TASK PROMPT: Copy out each line below that has the word "icon" in it.

RECORDED INFORMATION:
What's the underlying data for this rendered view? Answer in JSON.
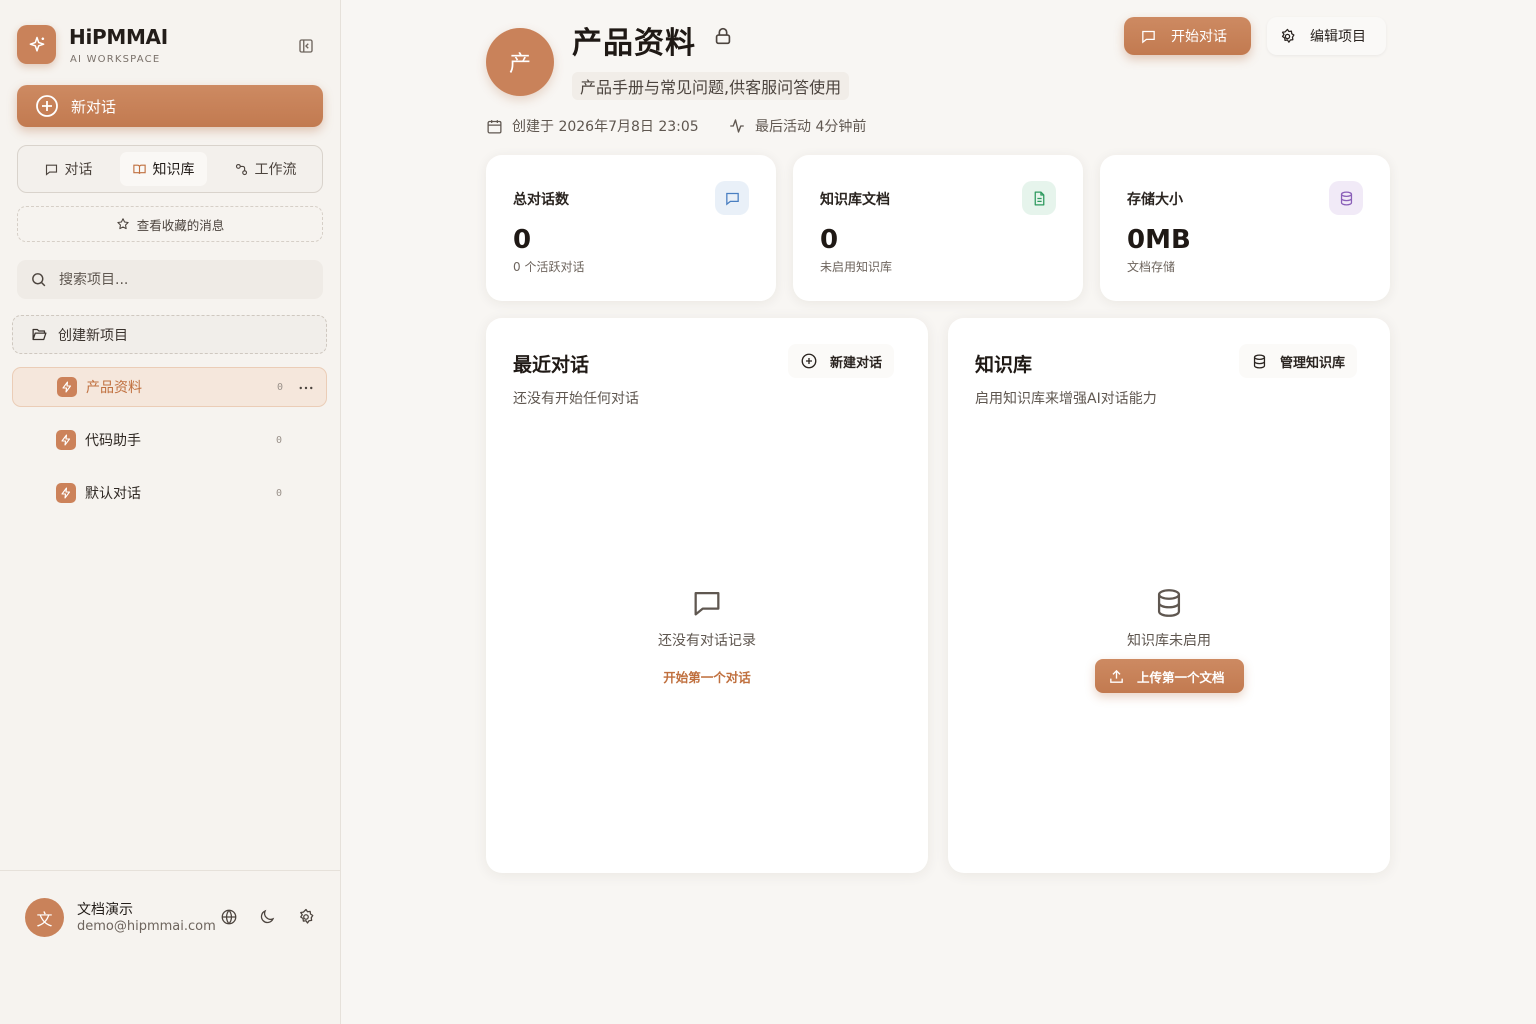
{
  "brand": {
    "name": "HiPMMAI",
    "subtitle": "AI WORKSPACE"
  },
  "sidebar": {
    "new_chat_label": "新对话",
    "tabs": [
      {
        "label": "对话",
        "icon": "message-icon"
      },
      {
        "label": "知识库",
        "icon": "book-icon",
        "active": true
      },
      {
        "label": "工作流",
        "icon": "workflow-icon"
      }
    ],
    "favorites_label": "查看收藏的消息",
    "search_placeholder": "搜索项目...",
    "create_project_label": "创建新项目",
    "projects": [
      {
        "name": "产品资料",
        "count": "0",
        "active": true
      },
      {
        "name": "代码助手",
        "count": "0"
      },
      {
        "name": "默认对话",
        "count": "0"
      }
    ]
  },
  "user": {
    "avatar_letter": "文",
    "name": "文档演示",
    "email": "demo@hipmmai.com"
  },
  "header": {
    "avatar_letter": "产",
    "title": "产品资料",
    "description": "产品手册与常见问题,供客服问答使用",
    "created": "创建于 2026年7月8日 23:05",
    "last_active": "最后活动 4分钟前",
    "start_chat_label": "开始对话",
    "edit_project_label": "编辑项目"
  },
  "stats": [
    {
      "label": "总对话数",
      "value": "0",
      "sub": "0 个活跃对话",
      "icon": "chat-icon",
      "color": "#4a7fc1"
    },
    {
      "label": "知识库文档",
      "value": "0",
      "sub": "未启用知识库",
      "icon": "document-icon",
      "color": "#2e9a5f"
    },
    {
      "label": "存储大小",
      "value": "0MB",
      "sub": "文档存储",
      "icon": "database-icon",
      "color": "#8a5fb8"
    }
  ],
  "recent": {
    "title": "最近对话",
    "subtitle": "还没有开始任何对话",
    "button_label": "新建对话",
    "empty_text": "还没有对话记录",
    "empty_link": "开始第一个对话"
  },
  "kb": {
    "title": "知识库",
    "subtitle": "启用知识库来增强AI对话能力",
    "button_label": "管理知识库",
    "empty_text": "知识库未启用",
    "upload_label": "上传第一个文档"
  },
  "colors": {
    "accent": "#c9825a",
    "accent_dark": "#c0703f",
    "background": "#f8f6f3"
  }
}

SOLUTION BELOW:
        "icon": "message-icon"
        "icon": "book-icon",
        "icon": "workflow-icon"
      "icon": "chat-icon",
      "icon": "document-icon",
      "icon": "database-icon",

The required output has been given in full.